**Brief:**
Which lines include the word "PHẦN"? Copy each of them.

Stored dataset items
□ □ □ □
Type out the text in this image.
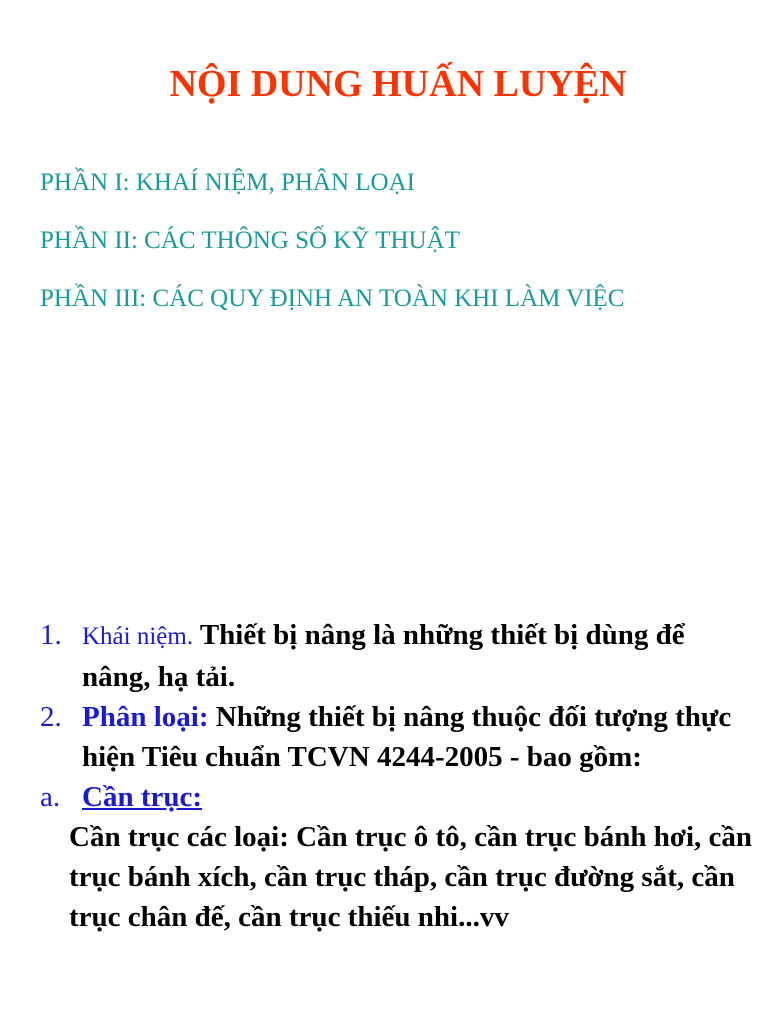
NỘI DUNG HUẤN LUYỆN
PHẦN I: KHAÍ NIỆM, PHÂN LOẠI
PHẦN II: CÁC THÔNG SỐ KỸ THUẬT
PHẦN III: CÁC QUY ĐỊNH AN TOÀN KHI LÀM VIỆC
1. Khái niệm. Thiết bị nâng là những thiết bị dùng để nâng, hạ tải.
2. Phân loại: Những thiết bị nâng thuộc đối tượng thực hiện Tiêu chuẩn TCVN 4244-2005 - bao gồm:
a. Cần trục:
Cần trục các loại: Cần trục ô tô, cần trục bánh hơi, cần trục bánh xích, cần trục tháp, cần trục đường sắt, cần trục chân đế, cần trục thiếu nhi...vv
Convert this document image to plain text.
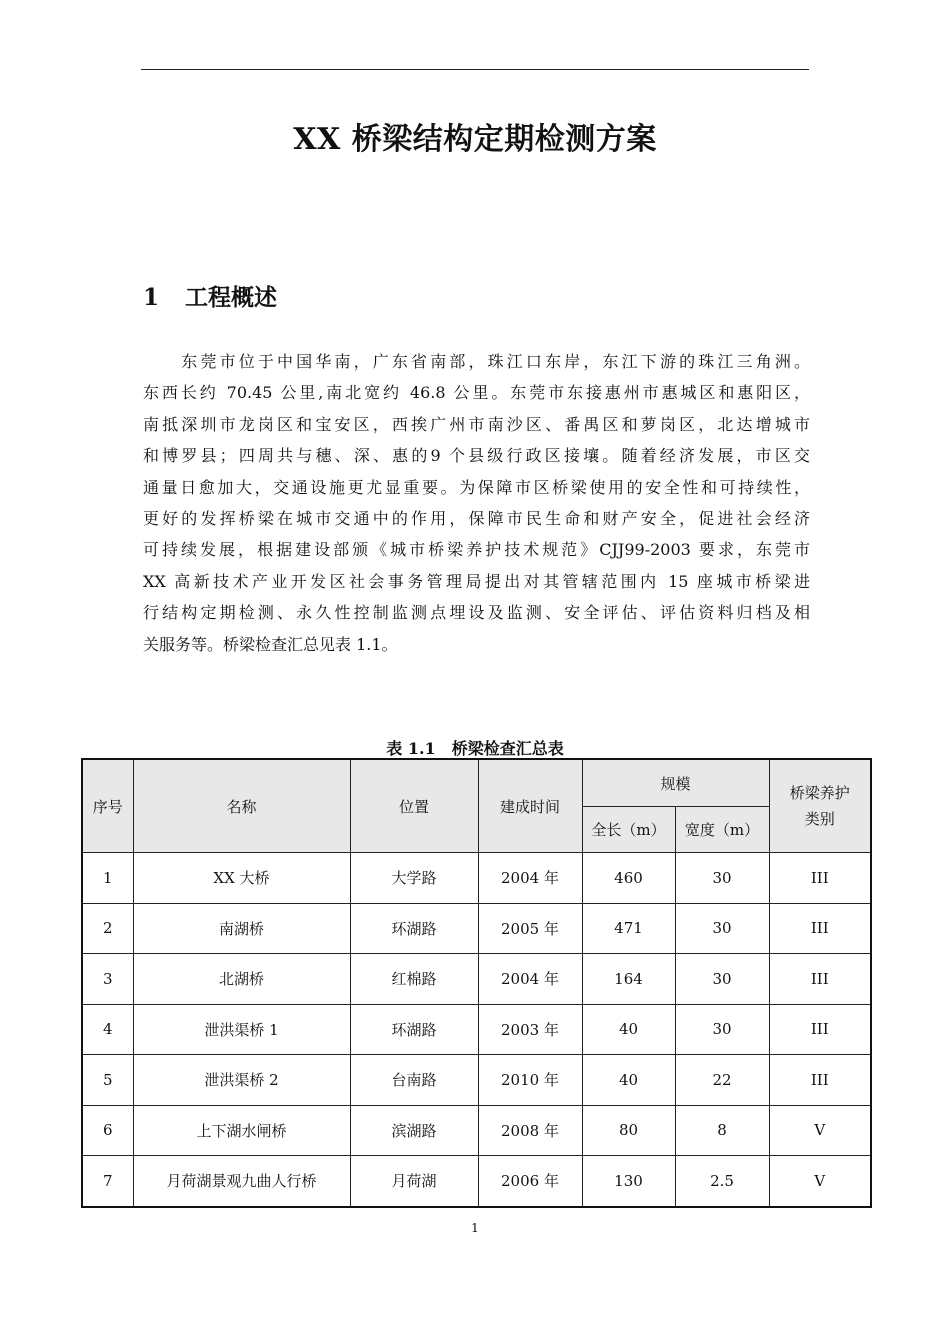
XX 桥梁结构定期检测方案
1 工程概述
　　东莞市位于中国华南，广东省南部，珠江口东岸，东江下游的珠江三角洲。
东西长约 70.45 公里,南北宽约 46.8 公里。东莞市东接惠州市惠城区和惠阳区，
南抵深圳市龙岗区和宝安区，西挨广州市南沙区、番禺区和萝岗区，北达增城市
和博罗县；四周共与穗、深、惠的9 个县级行政区接壤。随着经济发展，市区交
通量日愈加大，交通设施更尤显重要。为保障市区桥梁使用的安全性和可持续性，
更好的发挥桥梁在城市交通中的作用，保障市民生命和财产安全，促进社会经济
可持续发展，根据建设部颁《城市桥梁养护技术规范》CJJ99-2003 要求，东莞市
XX 高新技术产业开发区社会事务管理局提出对其管辖范围内 15 座城市桥梁进
行结构定期检测、永久性控制监测点埋设及监测、安全评估、评估资料归档及相
关服务等。桥梁检查汇总见表 1.1。
表 1.1　桥梁检查汇总表
序号	名称	位置	建成时间	规模		桥梁养护类别
				全长（m）	宽度（m）	
1	XX 大桥	大学路	2004 年	460	30	III
2	南湖桥	环湖路	2005 年	471	30	III
3	北湖桥	红棉路	2004 年	164	30	III
4	泄洪渠桥 1	环湖路	2003 年	40	30	III
5	泄洪渠桥 2	台南路	2010 年	40	22	III
6	上下湖水闸桥	滨湖路	2008 年	80	8	V
7	月荷湖景观九曲人行桥	月荷湖	2006 年	130	2.5	V
1
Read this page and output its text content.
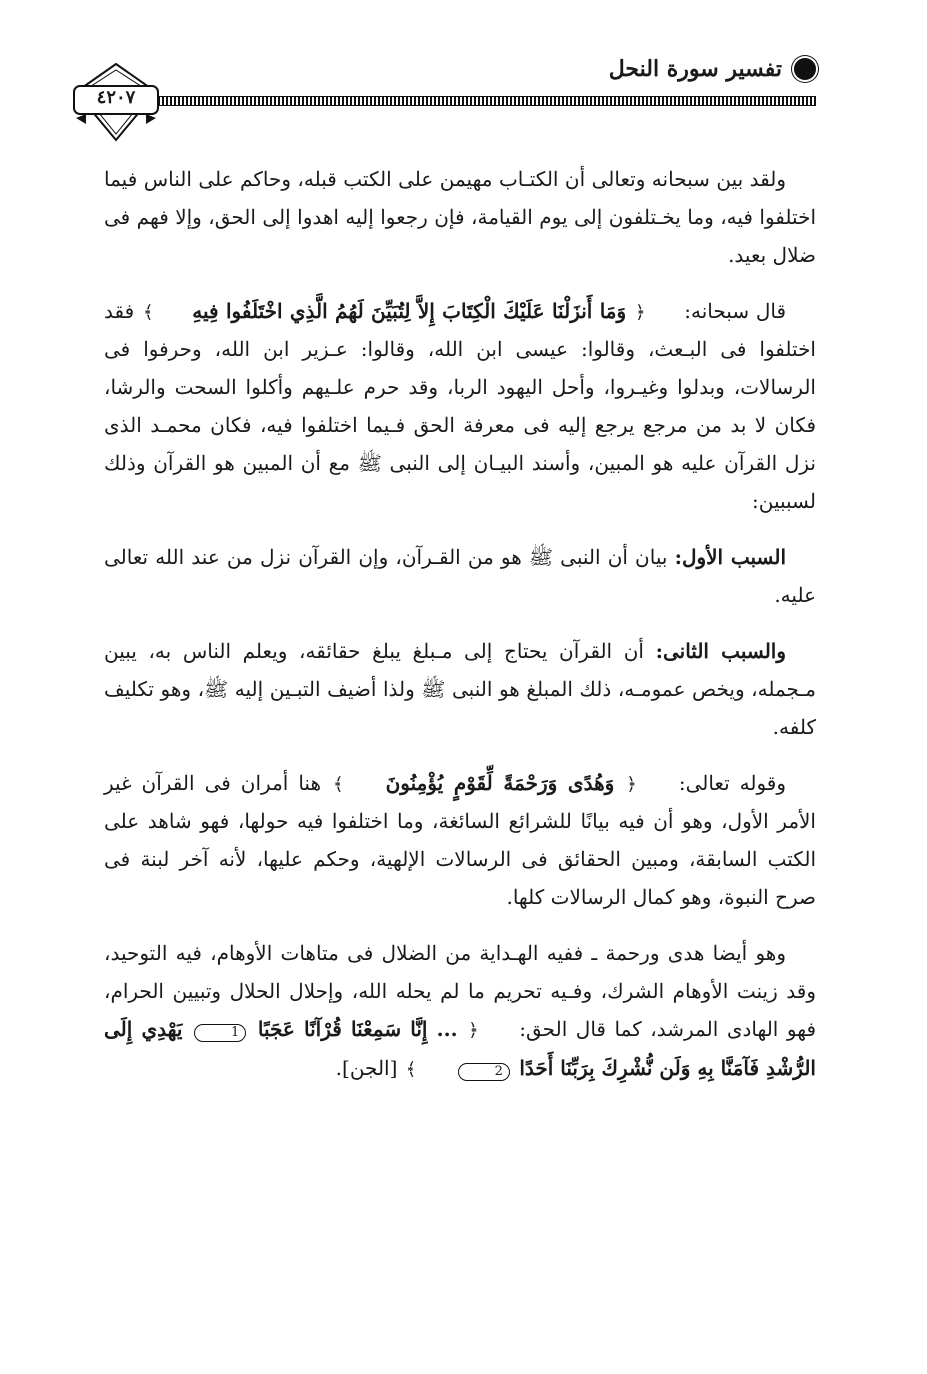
تفسير سورة النحل
٤٢٠٧

ولقد بين سبحانه وتعالى أن الكتـاب مهيمن على الكتب قبله، وحاكم على الناس فيما اختلفوا فيه، وما يخـتلفون إلى يوم القيامة، فإن رجعوا إليه اهدوا إلى الحق، وإلا فهم فى ضلال بعيد.

قال سبحانه: ﴿ وَمَا أَنزَلْنَا عَلَيْكَ الْكِتَابَ إِلاَّ لِتُبَيِّنَ لَهُمُ الَّذِي اخْتَلَفُوا فِيهِ ﴾ فقد اختلفوا فى البـعث، وقالوا: عيسى ابن الله، وقالوا: عـزير ابن الله، وحرفوا فى الرسالات، وبدلوا وغيـروا، وأحل اليهود الربا، وقد حرم علـيهم وأكلوا السحت والرشا، فكان لا بد من مرجع يرجع إليه فى معرفة الحق فـيما اختلفوا فيه، فكان محمـد الذى نزل القرآن عليه هو المبين، وأسند البيـان إلى النبى ﷺ مع أن المبين هو القرآن وذلك لسببين:

السبب الأول: بيان أن النبى ﷺ هو من القـرآن، وإن القرآن نزل من عند الله تعالى عليه.

والسبب الثانى: أن القرآن يحتاج إلى مـبلغ يبلغ حقائقه، ويعلم الناس به، يبين مـجمله، ويخص عمومـه، ذلك المبلغ هو النبى ﷺ ولذا أضيف التبـين إليه ﷺ، وهو تكليف كلفه.

وقوله تعالى: ﴿ وَهُدًى وَرَحْمَةً لِّقَوْمٍ يُؤْمِنُونَ ﴾ هنا أمران فى القرآن غير الأمر الأول، وهو أن فيه بيانًا للشرائع السائغة، وما اختلفوا فيه حولها، فهو شاهد على الكتب السابقة، ومبين الحقائق فى الرسالات الإلهية، وحكم عليها، لأنه آخر لبنة فى صرح النبوة، وهو كمال الرسالات كلها.

وهو أيضا هدى ورحمة ـ ففيه الهـداية من الضلال فى متاهات الأوهام، فيه التوحيد، وقد زينت الأوهام الشرك، وفـيه تحريم ما لم يحله الله، وإحلال الحلال وتبيين الحرام، فهو الهادى المرشد، كما قال الحق: ﴿ ... إِنَّا سَمِعْنَا قُرْآنًا عَجَبًا 1 يَهْدِي إِلَى الرُّشْدِ فَآمَنَّا بِهِ وَلَن نُّشْرِكَ بِرَبِّنَا أَحَدًا 2 ﴾ [الجن].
□ □ □ □
**Full solution:**
PHẦN I: KHAÍ NIỆM, PHÂN LOẠI
PHẦN II: CÁC THÔNG SỐ KỸ THUẬT
PHẦN III: CÁC QUY ĐỊNH AN TOÀN KHI LÀM VIỆC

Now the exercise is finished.